◆ DATA ENTRIES:
--
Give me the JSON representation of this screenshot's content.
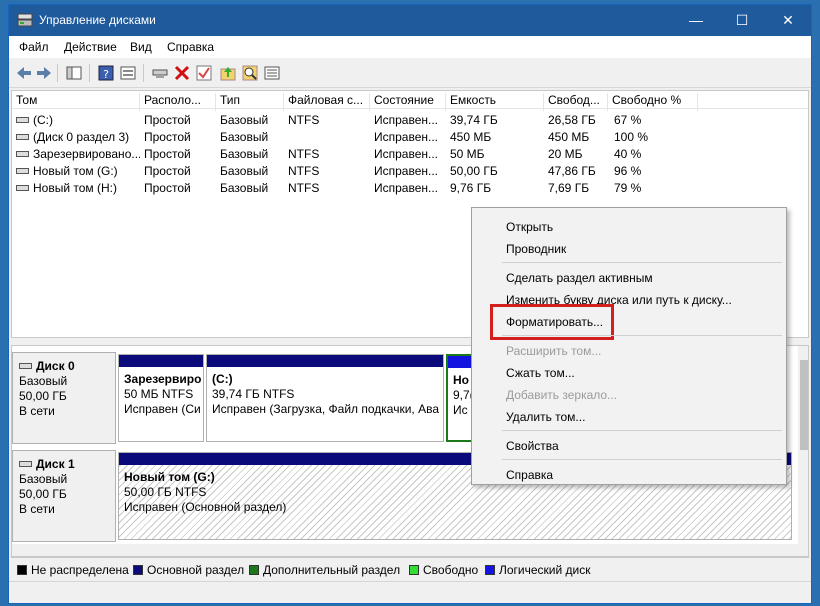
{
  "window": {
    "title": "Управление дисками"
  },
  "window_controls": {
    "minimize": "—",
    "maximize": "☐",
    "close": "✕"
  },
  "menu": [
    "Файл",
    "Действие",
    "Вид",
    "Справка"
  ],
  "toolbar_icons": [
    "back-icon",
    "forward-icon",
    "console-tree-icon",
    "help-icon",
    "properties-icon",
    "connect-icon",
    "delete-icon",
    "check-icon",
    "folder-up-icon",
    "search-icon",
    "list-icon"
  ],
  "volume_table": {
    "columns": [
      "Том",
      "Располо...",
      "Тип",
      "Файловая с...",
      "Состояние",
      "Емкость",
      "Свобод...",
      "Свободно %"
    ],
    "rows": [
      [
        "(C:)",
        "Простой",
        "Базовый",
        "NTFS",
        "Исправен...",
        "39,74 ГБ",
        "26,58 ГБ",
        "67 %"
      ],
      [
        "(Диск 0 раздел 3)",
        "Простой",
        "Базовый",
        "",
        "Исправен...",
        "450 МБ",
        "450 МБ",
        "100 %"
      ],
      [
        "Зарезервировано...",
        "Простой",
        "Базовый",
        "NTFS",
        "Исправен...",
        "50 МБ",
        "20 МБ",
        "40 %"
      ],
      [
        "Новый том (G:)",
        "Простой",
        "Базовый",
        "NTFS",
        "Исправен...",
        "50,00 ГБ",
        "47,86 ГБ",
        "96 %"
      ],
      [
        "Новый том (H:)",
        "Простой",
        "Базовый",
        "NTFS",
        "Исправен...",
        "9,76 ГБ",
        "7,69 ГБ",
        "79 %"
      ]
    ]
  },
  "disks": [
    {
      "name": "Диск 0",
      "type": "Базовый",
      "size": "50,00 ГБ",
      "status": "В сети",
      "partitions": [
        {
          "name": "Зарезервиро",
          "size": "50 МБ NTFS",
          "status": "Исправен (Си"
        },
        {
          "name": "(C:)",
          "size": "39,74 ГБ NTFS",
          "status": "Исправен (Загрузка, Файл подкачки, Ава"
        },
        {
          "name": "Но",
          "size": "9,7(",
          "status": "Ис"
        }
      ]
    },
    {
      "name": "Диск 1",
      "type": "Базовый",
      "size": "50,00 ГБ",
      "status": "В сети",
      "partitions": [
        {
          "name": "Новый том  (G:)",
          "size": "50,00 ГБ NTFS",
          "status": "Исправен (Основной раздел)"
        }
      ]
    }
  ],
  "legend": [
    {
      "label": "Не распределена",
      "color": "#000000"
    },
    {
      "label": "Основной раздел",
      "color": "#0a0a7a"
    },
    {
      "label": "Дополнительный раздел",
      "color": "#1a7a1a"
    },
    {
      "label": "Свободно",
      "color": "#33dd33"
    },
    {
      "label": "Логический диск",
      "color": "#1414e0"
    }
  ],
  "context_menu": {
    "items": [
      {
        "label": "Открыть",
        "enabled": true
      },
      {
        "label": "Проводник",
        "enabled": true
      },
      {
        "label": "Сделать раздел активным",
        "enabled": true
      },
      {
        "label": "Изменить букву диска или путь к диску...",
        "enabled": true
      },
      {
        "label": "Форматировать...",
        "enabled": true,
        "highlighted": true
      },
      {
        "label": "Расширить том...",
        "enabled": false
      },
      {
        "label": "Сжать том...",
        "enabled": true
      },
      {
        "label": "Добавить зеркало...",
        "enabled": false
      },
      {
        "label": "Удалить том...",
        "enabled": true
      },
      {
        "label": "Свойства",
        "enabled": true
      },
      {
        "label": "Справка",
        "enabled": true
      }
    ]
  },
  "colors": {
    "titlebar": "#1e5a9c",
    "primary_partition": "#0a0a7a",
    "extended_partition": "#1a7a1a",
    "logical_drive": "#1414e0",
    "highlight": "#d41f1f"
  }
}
--
◆ GOAL:
Leave out the pictures and copy everything else in the records word for word.

◆ SOLVED EXERCISE:
Give me the JSON representation of this screenshot's content.
{
  "window": {
    "title": "Управление дисками"
  },
  "window_controls": {
    "minimize": "—",
    "maximize": "☐",
    "close": "✕"
  },
  "menu": [
    "Файл",
    "Действие",
    "Вид",
    "Справка"
  ],
  "toolbar_icons": [
    "back-icon",
    "forward-icon",
    "console-tree-icon",
    "help-icon",
    "properties-icon",
    "connect-icon",
    "delete-icon",
    "check-icon",
    "folder-up-icon",
    "search-icon",
    "list-icon"
  ],
  "volume_table": {
    "columns": [
      "Том",
      "Располо...",
      "Тип",
      "Файловая с...",
      "Состояние",
      "Емкость",
      "Свобод...",
      "Свободно %"
    ],
    "rows": [
      [
        "(C:)",
        "Простой",
        "Базовый",
        "NTFS",
        "Исправен...",
        "39,74 ГБ",
        "26,58 ГБ",
        "67 %"
      ],
      [
        "(Диск 0 раздел 3)",
        "Простой",
        "Базовый",
        "",
        "Исправен...",
        "450 МБ",
        "450 МБ",
        "100 %"
      ],
      [
        "Зарезервировано...",
        "Простой",
        "Базовый",
        "NTFS",
        "Исправен...",
        "50 МБ",
        "20 МБ",
        "40 %"
      ],
      [
        "Новый том (G:)",
        "Простой",
        "Базовый",
        "NTFS",
        "Исправен...",
        "50,00 ГБ",
        "47,86 ГБ",
        "96 %"
      ],
      [
        "Новый том (H:)",
        "Простой",
        "Базовый",
        "NTFS",
        "Исправен...",
        "9,76 ГБ",
        "7,69 ГБ",
        "79 %"
      ]
    ]
  },
  "disks": [
    {
      "name": "Диск 0",
      "type": "Базовый",
      "size": "50,00 ГБ",
      "status": "В сети",
      "partitions": [
        {
          "name": "Зарезервиро",
          "size": "50 МБ NTFS",
          "status": "Исправен (Си"
        },
        {
          "name": "(C:)",
          "size": "39,74 ГБ NTFS",
          "status": "Исправен (Загрузка, Файл подкачки, Ава"
        },
        {
          "name": "Но",
          "size": "9,7(",
          "status": "Ис"
        }
      ]
    },
    {
      "name": "Диск 1",
      "type": "Базовый",
      "size": "50,00 ГБ",
      "status": "В сети",
      "partitions": [
        {
          "name": "Новый том  (G:)",
          "size": "50,00 ГБ NTFS",
          "status": "Исправен (Основной раздел)"
        }
      ]
    }
  ],
  "legend": [
    {
      "label": "Не распределена",
      "color": "#000000"
    },
    {
      "label": "Основной раздел",
      "color": "#0a0a7a"
    },
    {
      "label": "Дополнительный раздел",
      "color": "#1a7a1a"
    },
    {
      "label": "Свободно",
      "color": "#33dd33"
    },
    {
      "label": "Логический диск",
      "color": "#1414e0"
    }
  ],
  "context_menu": {
    "items": [
      {
        "label": "Открыть",
        "enabled": true
      },
      {
        "label": "Проводник",
        "enabled": true
      },
      {
        "label": "Сделать раздел активным",
        "enabled": true
      },
      {
        "label": "Изменить букву диска или путь к диску...",
        "enabled": true
      },
      {
        "label": "Форматировать...",
        "enabled": true,
        "highlighted": true
      },
      {
        "label": "Расширить том...",
        "enabled": false
      },
      {
        "label": "Сжать том...",
        "enabled": true
      },
      {
        "label": "Добавить зеркало...",
        "enabled": false
      },
      {
        "label": "Удалить том...",
        "enabled": true
      },
      {
        "label": "Свойства",
        "enabled": true
      },
      {
        "label": "Справка",
        "enabled": true
      }
    ]
  },
  "colors": {
    "titlebar": "#1e5a9c",
    "primary_partition": "#0a0a7a",
    "extended_partition": "#1a7a1a",
    "logical_drive": "#1414e0",
    "highlight": "#d41f1f"
  }
}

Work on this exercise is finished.